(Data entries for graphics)
▽

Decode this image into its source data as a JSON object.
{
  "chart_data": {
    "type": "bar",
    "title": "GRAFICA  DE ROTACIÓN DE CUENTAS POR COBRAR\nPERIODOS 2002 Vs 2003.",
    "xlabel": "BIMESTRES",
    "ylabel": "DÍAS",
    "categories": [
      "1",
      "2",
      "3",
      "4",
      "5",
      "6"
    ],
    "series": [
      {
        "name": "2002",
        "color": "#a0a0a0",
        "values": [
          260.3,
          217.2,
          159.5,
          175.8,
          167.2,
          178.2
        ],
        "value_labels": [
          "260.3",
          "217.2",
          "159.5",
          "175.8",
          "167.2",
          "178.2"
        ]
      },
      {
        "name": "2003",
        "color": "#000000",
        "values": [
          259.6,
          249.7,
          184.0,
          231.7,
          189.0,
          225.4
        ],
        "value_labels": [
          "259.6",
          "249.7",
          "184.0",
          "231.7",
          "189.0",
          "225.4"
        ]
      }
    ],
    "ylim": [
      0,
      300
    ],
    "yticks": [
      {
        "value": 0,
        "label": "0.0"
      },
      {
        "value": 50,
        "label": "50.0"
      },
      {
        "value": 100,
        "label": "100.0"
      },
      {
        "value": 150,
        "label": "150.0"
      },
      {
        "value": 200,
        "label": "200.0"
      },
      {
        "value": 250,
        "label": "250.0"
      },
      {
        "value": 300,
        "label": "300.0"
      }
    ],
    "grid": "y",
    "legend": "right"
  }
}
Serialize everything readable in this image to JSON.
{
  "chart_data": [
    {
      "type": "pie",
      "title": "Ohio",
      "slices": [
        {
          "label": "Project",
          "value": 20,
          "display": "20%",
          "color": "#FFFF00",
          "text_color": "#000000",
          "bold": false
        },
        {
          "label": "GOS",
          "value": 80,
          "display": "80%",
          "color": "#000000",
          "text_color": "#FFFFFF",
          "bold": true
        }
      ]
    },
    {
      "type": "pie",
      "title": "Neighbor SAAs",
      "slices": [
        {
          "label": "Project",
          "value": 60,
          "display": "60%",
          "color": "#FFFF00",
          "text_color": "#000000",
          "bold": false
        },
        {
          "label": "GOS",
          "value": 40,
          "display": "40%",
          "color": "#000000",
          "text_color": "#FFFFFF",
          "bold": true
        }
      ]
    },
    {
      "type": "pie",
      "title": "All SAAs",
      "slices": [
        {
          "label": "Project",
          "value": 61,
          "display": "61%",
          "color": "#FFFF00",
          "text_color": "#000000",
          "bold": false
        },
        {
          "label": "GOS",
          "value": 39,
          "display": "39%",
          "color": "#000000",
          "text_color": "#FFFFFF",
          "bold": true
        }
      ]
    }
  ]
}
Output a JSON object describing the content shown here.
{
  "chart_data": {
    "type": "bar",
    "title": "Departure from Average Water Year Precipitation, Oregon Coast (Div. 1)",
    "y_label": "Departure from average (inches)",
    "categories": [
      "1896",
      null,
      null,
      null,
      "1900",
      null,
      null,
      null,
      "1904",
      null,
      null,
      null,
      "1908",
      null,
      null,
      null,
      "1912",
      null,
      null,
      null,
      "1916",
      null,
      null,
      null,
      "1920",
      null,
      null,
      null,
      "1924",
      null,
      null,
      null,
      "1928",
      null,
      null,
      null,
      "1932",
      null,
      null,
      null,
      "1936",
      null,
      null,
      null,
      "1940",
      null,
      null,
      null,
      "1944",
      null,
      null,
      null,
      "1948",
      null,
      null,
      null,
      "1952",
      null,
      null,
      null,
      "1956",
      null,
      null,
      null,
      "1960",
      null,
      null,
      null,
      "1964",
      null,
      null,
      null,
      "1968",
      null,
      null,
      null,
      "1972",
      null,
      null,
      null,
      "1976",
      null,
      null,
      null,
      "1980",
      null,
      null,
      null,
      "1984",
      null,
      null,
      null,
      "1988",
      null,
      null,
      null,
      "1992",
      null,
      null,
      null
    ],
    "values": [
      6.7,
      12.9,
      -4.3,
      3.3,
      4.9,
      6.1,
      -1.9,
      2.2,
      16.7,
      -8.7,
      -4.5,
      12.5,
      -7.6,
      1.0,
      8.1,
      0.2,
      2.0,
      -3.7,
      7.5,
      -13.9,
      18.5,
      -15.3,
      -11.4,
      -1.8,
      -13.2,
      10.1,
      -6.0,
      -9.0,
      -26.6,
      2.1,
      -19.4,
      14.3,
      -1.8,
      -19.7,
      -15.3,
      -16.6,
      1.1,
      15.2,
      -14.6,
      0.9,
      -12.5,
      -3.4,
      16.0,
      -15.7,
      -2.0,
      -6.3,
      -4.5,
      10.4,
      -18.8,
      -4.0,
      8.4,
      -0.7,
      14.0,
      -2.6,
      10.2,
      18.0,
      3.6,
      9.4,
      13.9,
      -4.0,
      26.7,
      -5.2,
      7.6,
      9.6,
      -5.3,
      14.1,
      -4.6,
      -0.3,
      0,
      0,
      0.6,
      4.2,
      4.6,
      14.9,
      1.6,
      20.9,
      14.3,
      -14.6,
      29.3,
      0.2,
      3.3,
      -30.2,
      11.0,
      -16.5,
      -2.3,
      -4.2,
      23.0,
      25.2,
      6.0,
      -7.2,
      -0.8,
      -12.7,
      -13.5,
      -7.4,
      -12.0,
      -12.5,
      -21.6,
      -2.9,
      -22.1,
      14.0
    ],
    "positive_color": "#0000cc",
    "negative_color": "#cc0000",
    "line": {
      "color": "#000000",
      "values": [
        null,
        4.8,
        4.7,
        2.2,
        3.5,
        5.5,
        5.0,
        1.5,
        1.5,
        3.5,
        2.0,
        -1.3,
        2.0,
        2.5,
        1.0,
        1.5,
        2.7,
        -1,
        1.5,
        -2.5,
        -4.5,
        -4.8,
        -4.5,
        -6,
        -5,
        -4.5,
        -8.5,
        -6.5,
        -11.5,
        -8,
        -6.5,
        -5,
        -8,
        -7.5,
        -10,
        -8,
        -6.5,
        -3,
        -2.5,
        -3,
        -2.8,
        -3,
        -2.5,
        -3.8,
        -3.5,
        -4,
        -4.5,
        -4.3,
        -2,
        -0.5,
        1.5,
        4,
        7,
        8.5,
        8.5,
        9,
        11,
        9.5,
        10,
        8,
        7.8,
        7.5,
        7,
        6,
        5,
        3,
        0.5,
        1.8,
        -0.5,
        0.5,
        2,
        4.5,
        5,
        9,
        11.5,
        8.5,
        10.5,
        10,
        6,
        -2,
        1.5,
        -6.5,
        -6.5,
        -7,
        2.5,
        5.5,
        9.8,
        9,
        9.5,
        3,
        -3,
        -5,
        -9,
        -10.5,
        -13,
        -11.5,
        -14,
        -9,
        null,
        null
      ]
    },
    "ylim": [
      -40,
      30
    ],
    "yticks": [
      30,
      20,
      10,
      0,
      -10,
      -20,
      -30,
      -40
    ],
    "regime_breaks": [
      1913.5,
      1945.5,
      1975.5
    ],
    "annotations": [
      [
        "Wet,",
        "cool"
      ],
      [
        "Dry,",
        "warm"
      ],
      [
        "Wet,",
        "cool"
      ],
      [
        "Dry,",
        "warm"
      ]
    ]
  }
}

△

The exercise >> Reproduce the material in full, with no word added or dropped.

Task output >>
Decode this image into its source data as a JSON object.
{
  "chart_data": {
    "type": "bar",
    "title": "GRAFICA  DE ROTACIÓN DE CUENTAS POR COBRAR\nPERIODOS 2002 Vs 2003.",
    "xlabel": "BIMESTRES",
    "ylabel": "DÍAS",
    "categories": [
      "1",
      "2",
      "3",
      "4",
      "5",
      "6"
    ],
    "series": [
      {
        "name": "2002",
        "color": "#a0a0a0",
        "values": [
          260.3,
          217.2,
          159.5,
          175.8,
          167.2,
          178.2
        ],
        "value_labels": [
          "260.3",
          "217.2",
          "159.5",
          "175.8",
          "167.2",
          "178.2"
        ]
      },
      {
        "name": "2003",
        "color": "#000000",
        "values": [
          259.6,
          249.7,
          184.0,
          231.7,
          189.0,
          225.4
        ],
        "value_labels": [
          "259.6",
          "249.7",
          "184.0",
          "231.7",
          "189.0",
          "225.4"
        ]
      }
    ],
    "ylim": [
      0,
      300
    ],
    "yticks": [
      {
        "value": 0,
        "label": "0.0"
      },
      {
        "value": 50,
        "label": "50.0"
      },
      {
        "value": 100,
        "label": "100.0"
      },
      {
        "value": 150,
        "label": "150.0"
      },
      {
        "value": 200,
        "label": "200.0"
      },
      {
        "value": 250,
        "label": "250.0"
      },
      {
        "value": 300,
        "label": "300.0"
      }
    ],
    "grid": "y",
    "legend": "right"
  }
}
Serialize everything readable in this image to JSON.
{
  "chart_data": [
    {
      "type": "pie",
      "title": "Ohio",
      "slices": [
        {
          "label": "Project",
          "value": 20,
          "display": "20%",
          "color": "#FFFF00",
          "text_color": "#000000",
          "bold": false
        },
        {
          "label": "GOS",
          "value": 80,
          "display": "80%",
          "color": "#000000",
          "text_color": "#FFFFFF",
          "bold": true
        }
      ]
    },
    {
      "type": "pie",
      "title": "Neighbor SAAs",
      "slices": [
        {
          "label": "Project",
          "value": 60,
          "display": "60%",
          "color": "#FFFF00",
          "text_color": "#000000",
          "bold": false
        },
        {
          "label": "GOS",
          "value": 40,
          "display": "40%",
          "color": "#000000",
          "text_color": "#FFFFFF",
          "bold": true
        }
      ]
    },
    {
      "type": "pie",
      "title": "All SAAs",
      "slices": [
        {
          "label": "Project",
          "value": 61,
          "display": "61%",
          "color": "#FFFF00",
          "text_color": "#000000",
          "bold": false
        },
        {
          "label": "GOS",
          "value": 39,
          "display": "39%",
          "color": "#000000",
          "text_color": "#FFFFFF",
          "bold": true
        }
      ]
    }
  ]
}
Output a JSON object describing the content shown here.
{
  "chart_data": {
    "type": "bar",
    "title": "Departure from Average Water Year Precipitation, Oregon Coast (Div. 1)",
    "y_label": "Departure from average (inches)",
    "categories": [
      "1896",
      null,
      null,
      null,
      "1900",
      null,
      null,
      null,
      "1904",
      null,
      null,
      null,
      "1908",
      null,
      null,
      null,
      "1912",
      null,
      null,
      null,
      "1916",
      null,
      null,
      null,
      "1920",
      null,
      null,
      null,
      "1924",
      null,
      null,
      null,
      "1928",
      null,
      null,
      null,
      "1932",
      null,
      null,
      null,
      "1936",
      null,
      null,
      null,
      "1940",
      null,
      null,
      null,
      "1944",
      null,
      null,
      null,
      "1948",
      null,
      null,
      null,
      "1952",
      null,
      null,
      null,
      "1956",
      null,
      null,
      null,
      "1960",
      null,
      null,
      null,
      "1964",
      null,
      null,
      null,
      "1968",
      null,
      null,
      null,
      "1972",
      null,
      null,
      null,
      "1976",
      null,
      null,
      null,
      "1980",
      null,
      null,
      null,
      "1984",
      null,
      null,
      null,
      "1988",
      null,
      null,
      null,
      "1992",
      null,
      null,
      null
    ],
    "values": [
      6.7,
      12.9,
      -4.3,
      3.3,
      4.9,
      6.1,
      -1.9,
      2.2,
      16.7,
      -8.7,
      -4.5,
      12.5,
      -7.6,
      1.0,
      8.1,
      0.2,
      2.0,
      -3.7,
      7.5,
      -13.9,
      18.5,
      -15.3,
      -11.4,
      -1.8,
      -13.2,
      10.1,
      -6.0,
      -9.0,
      -26.6,
      2.1,
      -19.4,
      14.3,
      -1.8,
      -19.7,
      -15.3,
      -16.6,
      1.1,
      15.2,
      -14.6,
      0.9,
      -12.5,
      -3.4,
      16.0,
      -15.7,
      -2.0,
      -6.3,
      -4.5,
      10.4,
      -18.8,
      -4.0,
      8.4,
      -0.7,
      14.0,
      -2.6,
      10.2,
      18.0,
      3.6,
      9.4,
      13.9,
      -4.0,
      26.7,
      -5.2,
      7.6,
      9.6,
      -5.3,
      14.1,
      -4.6,
      -0.3,
      0,
      0,
      0.6,
      4.2,
      4.6,
      14.9,
      1.6,
      20.9,
      14.3,
      -14.6,
      29.3,
      0.2,
      3.3,
      -30.2,
      11.0,
      -16.5,
      -2.3,
      -4.2,
      23.0,
      25.2,
      6.0,
      -7.2,
      -0.8,
      -12.7,
      -13.5,
      -7.4,
      -12.0,
      -12.5,
      -21.6,
      -2.9,
      -22.1,
      14.0
    ],
    "positive_color": "#0000cc",
    "negative_color": "#cc0000",
    "line": {
      "color": "#000000",
      "values": [
        null,
        4.8,
        4.7,
        2.2,
        3.5,
        5.5,
        5.0,
        1.5,
        1.5,
        3.5,
        2.0,
        -1.3,
        2.0,
        2.5,
        1.0,
        1.5,
        2.7,
        -1,
        1.5,
        -2.5,
        -4.5,
        -4.8,
        -4.5,
        -6,
        -5,
        -4.5,
        -8.5,
        -6.5,
        -11.5,
        -8,
        -6.5,
        -5,
        -8,
        -7.5,
        -10,
        -8,
        -6.5,
        -3,
        -2.5,
        -3,
        -2.8,
        -3,
        -2.5,
        -3.8,
        -3.5,
        -4,
        -4.5,
        -4.3,
        -2,
        -0.5,
        1.5,
        4,
        7,
        8.5,
        8.5,
        9,
        11,
        9.5,
        10,
        8,
        7.8,
        7.5,
        7,
        6,
        5,
        3,
        0.5,
        1.8,
        -0.5,
        0.5,
        2,
        4.5,
        5,
        9,
        11.5,
        8.5,
        10.5,
        10,
        6,
        -2,
        1.5,
        -6.5,
        -6.5,
        -7,
        2.5,
        5.5,
        9.8,
        9,
        9.5,
        3,
        -3,
        -5,
        -9,
        -10.5,
        -13,
        -11.5,
        -14,
        -9,
        null,
        null
      ]
    },
    "ylim": [
      -40,
      30
    ],
    "yticks": [
      30,
      20,
      10,
      0,
      -10,
      -20,
      -30,
      -40
    ],
    "regime_breaks": [
      1913.5,
      1945.5,
      1975.5
    ],
    "annotations": [
      [
        "Wet,",
        "cool"
      ],
      [
        "Dry,",
        "warm"
      ],
      [
        "Wet,",
        "cool"
      ],
      [
        "Dry,",
        "warm"
      ]
    ]
  }
}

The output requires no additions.